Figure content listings
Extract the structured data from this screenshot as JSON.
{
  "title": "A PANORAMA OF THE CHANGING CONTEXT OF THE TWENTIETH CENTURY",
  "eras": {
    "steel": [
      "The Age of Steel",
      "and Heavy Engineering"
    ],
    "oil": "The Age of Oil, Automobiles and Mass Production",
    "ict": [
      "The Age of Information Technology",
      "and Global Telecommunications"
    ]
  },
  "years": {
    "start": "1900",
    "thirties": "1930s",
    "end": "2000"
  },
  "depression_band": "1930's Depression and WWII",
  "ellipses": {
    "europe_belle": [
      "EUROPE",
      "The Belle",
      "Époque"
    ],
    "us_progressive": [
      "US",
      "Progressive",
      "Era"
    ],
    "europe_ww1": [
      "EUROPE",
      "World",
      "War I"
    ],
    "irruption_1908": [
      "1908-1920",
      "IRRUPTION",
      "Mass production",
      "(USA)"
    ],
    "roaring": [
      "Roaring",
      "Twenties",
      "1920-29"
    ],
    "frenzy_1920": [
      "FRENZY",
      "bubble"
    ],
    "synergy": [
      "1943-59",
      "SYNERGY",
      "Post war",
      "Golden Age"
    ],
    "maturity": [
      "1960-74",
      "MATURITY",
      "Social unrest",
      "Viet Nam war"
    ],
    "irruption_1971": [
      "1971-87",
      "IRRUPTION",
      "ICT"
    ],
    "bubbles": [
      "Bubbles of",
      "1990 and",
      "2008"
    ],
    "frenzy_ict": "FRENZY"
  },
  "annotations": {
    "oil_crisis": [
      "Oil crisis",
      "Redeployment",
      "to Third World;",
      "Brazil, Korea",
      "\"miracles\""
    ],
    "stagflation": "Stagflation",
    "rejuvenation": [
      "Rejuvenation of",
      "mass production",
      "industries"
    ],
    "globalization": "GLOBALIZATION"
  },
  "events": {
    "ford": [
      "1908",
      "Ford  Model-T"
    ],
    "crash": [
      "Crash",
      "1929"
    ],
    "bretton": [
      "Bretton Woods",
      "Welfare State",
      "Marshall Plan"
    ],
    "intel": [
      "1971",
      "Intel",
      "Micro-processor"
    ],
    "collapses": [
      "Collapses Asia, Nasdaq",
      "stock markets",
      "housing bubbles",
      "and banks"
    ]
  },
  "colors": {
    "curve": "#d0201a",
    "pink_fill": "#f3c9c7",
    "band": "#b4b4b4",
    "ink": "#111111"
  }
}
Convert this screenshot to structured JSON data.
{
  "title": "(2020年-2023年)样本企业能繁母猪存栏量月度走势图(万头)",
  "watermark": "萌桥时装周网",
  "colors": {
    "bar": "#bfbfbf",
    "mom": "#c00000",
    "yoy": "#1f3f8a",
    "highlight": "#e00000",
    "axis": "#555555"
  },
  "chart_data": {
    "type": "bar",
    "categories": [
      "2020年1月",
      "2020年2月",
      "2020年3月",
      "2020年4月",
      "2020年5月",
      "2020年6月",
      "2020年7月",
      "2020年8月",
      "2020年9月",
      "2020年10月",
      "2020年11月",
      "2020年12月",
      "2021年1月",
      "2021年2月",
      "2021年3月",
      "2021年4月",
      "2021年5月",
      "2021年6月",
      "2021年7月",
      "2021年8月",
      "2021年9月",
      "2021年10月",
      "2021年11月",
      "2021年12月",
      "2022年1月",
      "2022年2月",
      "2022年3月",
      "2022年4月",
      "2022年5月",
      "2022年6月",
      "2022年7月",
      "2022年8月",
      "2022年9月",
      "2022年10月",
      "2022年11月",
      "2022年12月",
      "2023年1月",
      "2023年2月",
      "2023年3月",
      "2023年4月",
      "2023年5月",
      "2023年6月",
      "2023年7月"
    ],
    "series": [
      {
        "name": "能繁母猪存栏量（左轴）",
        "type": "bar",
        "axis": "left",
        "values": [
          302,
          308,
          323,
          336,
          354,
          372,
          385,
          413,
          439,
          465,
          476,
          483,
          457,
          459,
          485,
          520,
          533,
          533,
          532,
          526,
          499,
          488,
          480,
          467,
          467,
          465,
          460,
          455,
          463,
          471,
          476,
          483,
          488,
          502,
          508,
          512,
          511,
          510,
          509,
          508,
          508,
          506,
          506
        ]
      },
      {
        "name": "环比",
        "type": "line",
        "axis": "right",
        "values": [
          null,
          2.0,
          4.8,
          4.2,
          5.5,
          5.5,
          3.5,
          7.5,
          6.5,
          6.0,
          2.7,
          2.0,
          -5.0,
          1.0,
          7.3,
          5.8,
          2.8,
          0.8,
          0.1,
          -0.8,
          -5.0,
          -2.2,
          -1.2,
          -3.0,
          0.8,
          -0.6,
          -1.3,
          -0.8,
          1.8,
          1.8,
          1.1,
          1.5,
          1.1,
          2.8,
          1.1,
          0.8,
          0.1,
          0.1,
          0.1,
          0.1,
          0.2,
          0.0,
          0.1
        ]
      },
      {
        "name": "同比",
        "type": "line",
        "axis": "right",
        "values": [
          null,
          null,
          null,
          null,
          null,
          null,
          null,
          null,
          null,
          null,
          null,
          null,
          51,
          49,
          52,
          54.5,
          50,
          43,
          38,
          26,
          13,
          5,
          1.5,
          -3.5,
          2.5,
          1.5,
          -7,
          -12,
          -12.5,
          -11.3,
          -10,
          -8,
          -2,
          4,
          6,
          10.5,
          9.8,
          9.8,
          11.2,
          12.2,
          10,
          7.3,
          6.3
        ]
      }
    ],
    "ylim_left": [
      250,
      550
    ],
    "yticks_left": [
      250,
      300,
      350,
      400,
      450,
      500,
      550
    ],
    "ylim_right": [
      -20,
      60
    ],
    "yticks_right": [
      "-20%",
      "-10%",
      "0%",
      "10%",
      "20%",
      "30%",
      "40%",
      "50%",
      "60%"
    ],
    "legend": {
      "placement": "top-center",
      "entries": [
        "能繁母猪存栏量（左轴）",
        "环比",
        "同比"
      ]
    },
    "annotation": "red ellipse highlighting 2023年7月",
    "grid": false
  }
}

*Instructions for the task:* Your task is to print all of the records exactly.

*Solution to the problem:*
Extract the structured data from this screenshot as JSON.
{
  "title": "A PANORAMA OF THE CHANGING CONTEXT OF THE TWENTIETH CENTURY",
  "eras": {
    "steel": [
      "The Age of Steel",
      "and Heavy Engineering"
    ],
    "oil": "The Age of Oil, Automobiles and Mass Production",
    "ict": [
      "The Age of Information Technology",
      "and Global Telecommunications"
    ]
  },
  "years": {
    "start": "1900",
    "thirties": "1930s",
    "end": "2000"
  },
  "depression_band": "1930's Depression and WWII",
  "ellipses": {
    "europe_belle": [
      "EUROPE",
      "The Belle",
      "Époque"
    ],
    "us_progressive": [
      "US",
      "Progressive",
      "Era"
    ],
    "europe_ww1": [
      "EUROPE",
      "World",
      "War I"
    ],
    "irruption_1908": [
      "1908-1920",
      "IRRUPTION",
      "Mass production",
      "(USA)"
    ],
    "roaring": [
      "Roaring",
      "Twenties",
      "1920-29"
    ],
    "frenzy_1920": [
      "FRENZY",
      "bubble"
    ],
    "synergy": [
      "1943-59",
      "SYNERGY",
      "Post war",
      "Golden Age"
    ],
    "maturity": [
      "1960-74",
      "MATURITY",
      "Social unrest",
      "Viet Nam war"
    ],
    "irruption_1971": [
      "1971-87",
      "IRRUPTION",
      "ICT"
    ],
    "bubbles": [
      "Bubbles of",
      "1990 and",
      "2008"
    ],
    "frenzy_ict": "FRENZY"
  },
  "annotations": {
    "oil_crisis": [
      "Oil crisis",
      "Redeployment",
      "to Third World;",
      "Brazil, Korea",
      "\"miracles\""
    ],
    "stagflation": "Stagflation",
    "rejuvenation": [
      "Rejuvenation of",
      "mass production",
      "industries"
    ],
    "globalization": "GLOBALIZATION"
  },
  "events": {
    "ford": [
      "1908",
      "Ford  Model-T"
    ],
    "crash": [
      "Crash",
      "1929"
    ],
    "bretton": [
      "Bretton Woods",
      "Welfare State",
      "Marshall Plan"
    ],
    "intel": [
      "1971",
      "Intel",
      "Micro-processor"
    ],
    "collapses": [
      "Collapses Asia, Nasdaq",
      "stock markets",
      "housing bubbles",
      "and banks"
    ]
  },
  "colors": {
    "curve": "#d0201a",
    "pink_fill": "#f3c9c7",
    "band": "#b4b4b4",
    "ink": "#111111"
  }
}
Convert this screenshot to structured JSON data.
{
  "title": "(2020年-2023年)样本企业能繁母猪存栏量月度走势图(万头)",
  "watermark": "萌桥时装周网",
  "colors": {
    "bar": "#bfbfbf",
    "mom": "#c00000",
    "yoy": "#1f3f8a",
    "highlight": "#e00000",
    "axis": "#555555"
  },
  "chart_data": {
    "type": "bar",
    "categories": [
      "2020年1月",
      "2020年2月",
      "2020年3月",
      "2020年4月",
      "2020年5月",
      "2020年6月",
      "2020年7月",
      "2020年8月",
      "2020年9月",
      "2020年10月",
      "2020年11月",
      "2020年12月",
      "2021年1月",
      "2021年2月",
      "2021年3月",
      "2021年4月",
      "2021年5月",
      "2021年6月",
      "2021年7月",
      "2021年8月",
      "2021年9月",
      "2021年10月",
      "2021年11月",
      "2021年12月",
      "2022年1月",
      "2022年2月",
      "2022年3月",
      "2022年4月",
      "2022年5月",
      "2022年6月",
      "2022年7月",
      "2022年8月",
      "2022年9月",
      "2022年10月",
      "2022年11月",
      "2022年12月",
      "2023年1月",
      "2023年2月",
      "2023年3月",
      "2023年4月",
      "2023年5月",
      "2023年6月",
      "2023年7月"
    ],
    "series": [
      {
        "name": "能繁母猪存栏量（左轴）",
        "type": "bar",
        "axis": "left",
        "values": [
          302,
          308,
          323,
          336,
          354,
          372,
          385,
          413,
          439,
          465,
          476,
          483,
          457,
          459,
          485,
          520,
          533,
          533,
          532,
          526,
          499,
          488,
          480,
          467,
          467,
          465,
          460,
          455,
          463,
          471,
          476,
          483,
          488,
          502,
          508,
          512,
          511,
          510,
          509,
          508,
          508,
          506,
          506
        ]
      },
      {
        "name": "环比",
        "type": "line",
        "axis": "right",
        "values": [
          null,
          2.0,
          4.8,
          4.2,
          5.5,
          5.5,
          3.5,
          7.5,
          6.5,
          6.0,
          2.7,
          2.0,
          -5.0,
          1.0,
          7.3,
          5.8,
          2.8,
          0.8,
          0.1,
          -0.8,
          -5.0,
          -2.2,
          -1.2,
          -3.0,
          0.8,
          -0.6,
          -1.3,
          -0.8,
          1.8,
          1.8,
          1.1,
          1.5,
          1.1,
          2.8,
          1.1,
          0.8,
          0.1,
          0.1,
          0.1,
          0.1,
          0.2,
          0.0,
          0.1
        ]
      },
      {
        "name": "同比",
        "type": "line",
        "axis": "right",
        "values": [
          null,
          null,
          null,
          null,
          null,
          null,
          null,
          null,
          null,
          null,
          null,
          null,
          51,
          49,
          52,
          54.5,
          50,
          43,
          38,
          26,
          13,
          5,
          1.5,
          -3.5,
          2.5,
          1.5,
          -7,
          -12,
          -12.5,
          -11.3,
          -10,
          -8,
          -2,
          4,
          6,
          10.5,
          9.8,
          9.8,
          11.2,
          12.2,
          10,
          7.3,
          6.3
        ]
      }
    ],
    "ylim_left": [
      250,
      550
    ],
    "yticks_left": [
      250,
      300,
      350,
      400,
      450,
      500,
      550
    ],
    "ylim_right": [
      -20,
      60
    ],
    "yticks_right": [
      "-20%",
      "-10%",
      "0%",
      "10%",
      "20%",
      "30%",
      "40%",
      "50%",
      "60%"
    ],
    "legend": {
      "placement": "top-center",
      "entries": [
        "能繁母猪存栏量（左轴）",
        "环比",
        "同比"
      ]
    },
    "annotation": "red ellipse highlighting 2023年7月",
    "grid": false
  }
}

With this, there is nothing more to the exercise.